start EXERCISE MATERIAL

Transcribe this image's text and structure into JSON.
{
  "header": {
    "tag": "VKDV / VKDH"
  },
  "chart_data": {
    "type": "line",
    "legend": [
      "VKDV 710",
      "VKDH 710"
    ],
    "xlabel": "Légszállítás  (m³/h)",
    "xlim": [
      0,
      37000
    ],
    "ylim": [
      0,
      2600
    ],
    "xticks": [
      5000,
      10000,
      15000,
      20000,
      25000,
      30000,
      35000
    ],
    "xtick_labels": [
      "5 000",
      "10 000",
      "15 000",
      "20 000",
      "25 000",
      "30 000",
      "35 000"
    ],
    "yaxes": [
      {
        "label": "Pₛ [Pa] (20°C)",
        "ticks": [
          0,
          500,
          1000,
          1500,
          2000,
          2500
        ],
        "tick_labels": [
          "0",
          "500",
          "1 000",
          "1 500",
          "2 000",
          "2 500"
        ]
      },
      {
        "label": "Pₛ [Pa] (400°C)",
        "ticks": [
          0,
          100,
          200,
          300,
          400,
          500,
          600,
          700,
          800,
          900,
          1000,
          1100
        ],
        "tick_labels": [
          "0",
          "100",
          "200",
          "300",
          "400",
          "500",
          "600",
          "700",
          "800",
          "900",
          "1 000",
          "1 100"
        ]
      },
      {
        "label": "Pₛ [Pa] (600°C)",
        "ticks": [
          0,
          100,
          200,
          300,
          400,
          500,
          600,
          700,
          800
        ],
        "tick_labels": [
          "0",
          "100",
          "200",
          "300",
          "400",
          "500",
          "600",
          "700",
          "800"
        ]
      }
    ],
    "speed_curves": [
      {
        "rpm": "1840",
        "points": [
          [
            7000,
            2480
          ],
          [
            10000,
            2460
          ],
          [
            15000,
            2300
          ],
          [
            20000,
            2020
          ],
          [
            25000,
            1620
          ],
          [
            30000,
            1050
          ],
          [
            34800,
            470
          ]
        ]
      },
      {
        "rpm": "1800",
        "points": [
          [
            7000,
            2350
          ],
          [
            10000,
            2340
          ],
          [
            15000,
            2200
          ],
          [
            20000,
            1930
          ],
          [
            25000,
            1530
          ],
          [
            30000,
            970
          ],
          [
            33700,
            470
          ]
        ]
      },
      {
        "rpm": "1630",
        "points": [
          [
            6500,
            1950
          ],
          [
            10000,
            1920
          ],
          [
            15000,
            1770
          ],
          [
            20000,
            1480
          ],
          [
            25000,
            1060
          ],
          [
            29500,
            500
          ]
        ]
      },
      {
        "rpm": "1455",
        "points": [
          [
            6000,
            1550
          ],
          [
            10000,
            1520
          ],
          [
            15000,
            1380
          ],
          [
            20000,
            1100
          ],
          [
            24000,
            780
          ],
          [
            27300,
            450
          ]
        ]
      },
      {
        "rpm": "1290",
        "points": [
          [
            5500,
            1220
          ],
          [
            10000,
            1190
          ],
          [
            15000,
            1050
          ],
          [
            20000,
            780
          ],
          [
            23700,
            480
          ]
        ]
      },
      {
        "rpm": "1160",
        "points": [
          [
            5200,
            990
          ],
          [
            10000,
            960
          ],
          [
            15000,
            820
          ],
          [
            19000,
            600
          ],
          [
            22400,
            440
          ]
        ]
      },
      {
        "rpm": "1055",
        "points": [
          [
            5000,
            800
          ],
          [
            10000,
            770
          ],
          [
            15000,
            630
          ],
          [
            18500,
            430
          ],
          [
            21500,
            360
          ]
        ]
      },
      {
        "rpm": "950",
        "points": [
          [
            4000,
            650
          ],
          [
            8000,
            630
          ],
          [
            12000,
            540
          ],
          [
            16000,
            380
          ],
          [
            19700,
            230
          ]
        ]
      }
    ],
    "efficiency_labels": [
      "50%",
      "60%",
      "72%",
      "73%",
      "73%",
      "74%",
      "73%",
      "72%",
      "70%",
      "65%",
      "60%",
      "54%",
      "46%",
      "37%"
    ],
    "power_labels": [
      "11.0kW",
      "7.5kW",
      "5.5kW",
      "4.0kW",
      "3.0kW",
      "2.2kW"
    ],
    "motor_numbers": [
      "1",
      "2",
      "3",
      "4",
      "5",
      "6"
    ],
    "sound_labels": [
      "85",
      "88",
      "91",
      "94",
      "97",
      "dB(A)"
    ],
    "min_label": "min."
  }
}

end EXERCISE MATERIAL

All of the data shown above must be copied exactly.

WRITTEN SOLUTION
Transcribe this image's text and structure into JSON.
{
  "header": {
    "tag": "VKDV / VKDH"
  },
  "chart_data": {
    "type": "line",
    "legend": [
      "VKDV 710",
      "VKDH 710"
    ],
    "xlabel": "Légszállítás  (m³/h)",
    "xlim": [
      0,
      37000
    ],
    "ylim": [
      0,
      2600
    ],
    "xticks": [
      5000,
      10000,
      15000,
      20000,
      25000,
      30000,
      35000
    ],
    "xtick_labels": [
      "5 000",
      "10 000",
      "15 000",
      "20 000",
      "25 000",
      "30 000",
      "35 000"
    ],
    "yaxes": [
      {
        "label": "Pₛ [Pa] (20°C)",
        "ticks": [
          0,
          500,
          1000,
          1500,
          2000,
          2500
        ],
        "tick_labels": [
          "0",
          "500",
          "1 000",
          "1 500",
          "2 000",
          "2 500"
        ]
      },
      {
        "label": "Pₛ [Pa] (400°C)",
        "ticks": [
          0,
          100,
          200,
          300,
          400,
          500,
          600,
          700,
          800,
          900,
          1000,
          1100
        ],
        "tick_labels": [
          "0",
          "100",
          "200",
          "300",
          "400",
          "500",
          "600",
          "700",
          "800",
          "900",
          "1 000",
          "1 100"
        ]
      },
      {
        "label": "Pₛ [Pa] (600°C)",
        "ticks": [
          0,
          100,
          200,
          300,
          400,
          500,
          600,
          700,
          800
        ],
        "tick_labels": [
          "0",
          "100",
          "200",
          "300",
          "400",
          "500",
          "600",
          "700",
          "800"
        ]
      }
    ],
    "speed_curves": [
      {
        "rpm": "1840",
        "points": [
          [
            7000,
            2480
          ],
          [
            10000,
            2460
          ],
          [
            15000,
            2300
          ],
          [
            20000,
            2020
          ],
          [
            25000,
            1620
          ],
          [
            30000,
            1050
          ],
          [
            34800,
            470
          ]
        ]
      },
      {
        "rpm": "1800",
        "points": [
          [
            7000,
            2350
          ],
          [
            10000,
            2340
          ],
          [
            15000,
            2200
          ],
          [
            20000,
            1930
          ],
          [
            25000,
            1530
          ],
          [
            30000,
            970
          ],
          [
            33700,
            470
          ]
        ]
      },
      {
        "rpm": "1630",
        "points": [
          [
            6500,
            1950
          ],
          [
            10000,
            1920
          ],
          [
            15000,
            1770
          ],
          [
            20000,
            1480
          ],
          [
            25000,
            1060
          ],
          [
            29500,
            500
          ]
        ]
      },
      {
        "rpm": "1455",
        "points": [
          [
            6000,
            1550
          ],
          [
            10000,
            1520
          ],
          [
            15000,
            1380
          ],
          [
            20000,
            1100
          ],
          [
            24000,
            780
          ],
          [
            27300,
            450
          ]
        ]
      },
      {
        "rpm": "1290",
        "points": [
          [
            5500,
            1220
          ],
          [
            10000,
            1190
          ],
          [
            15000,
            1050
          ],
          [
            20000,
            780
          ],
          [
            23700,
            480
          ]
        ]
      },
      {
        "rpm": "1160",
        "points": [
          [
            5200,
            990
          ],
          [
            10000,
            960
          ],
          [
            15000,
            820
          ],
          [
            19000,
            600
          ],
          [
            22400,
            440
          ]
        ]
      },
      {
        "rpm": "1055",
        "points": [
          [
            5000,
            800
          ],
          [
            10000,
            770
          ],
          [
            15000,
            630
          ],
          [
            18500,
            430
          ],
          [
            21500,
            360
          ]
        ]
      },
      {
        "rpm": "950",
        "points": [
          [
            4000,
            650
          ],
          [
            8000,
            630
          ],
          [
            12000,
            540
          ],
          [
            16000,
            380
          ],
          [
            19700,
            230
          ]
        ]
      }
    ],
    "efficiency_labels": [
      "50%",
      "60%",
      "72%",
      "73%",
      "73%",
      "74%",
      "73%",
      "72%",
      "70%",
      "65%",
      "60%",
      "54%",
      "46%",
      "37%"
    ],
    "power_labels": [
      "11.0kW",
      "7.5kW",
      "5.5kW",
      "4.0kW",
      "3.0kW",
      "2.2kW"
    ],
    "motor_numbers": [
      "1",
      "2",
      "3",
      "4",
      "5",
      "6"
    ],
    "sound_labels": [
      "85",
      "88",
      "91",
      "94",
      "97",
      "dB(A)"
    ],
    "min_label": "min."
  }
}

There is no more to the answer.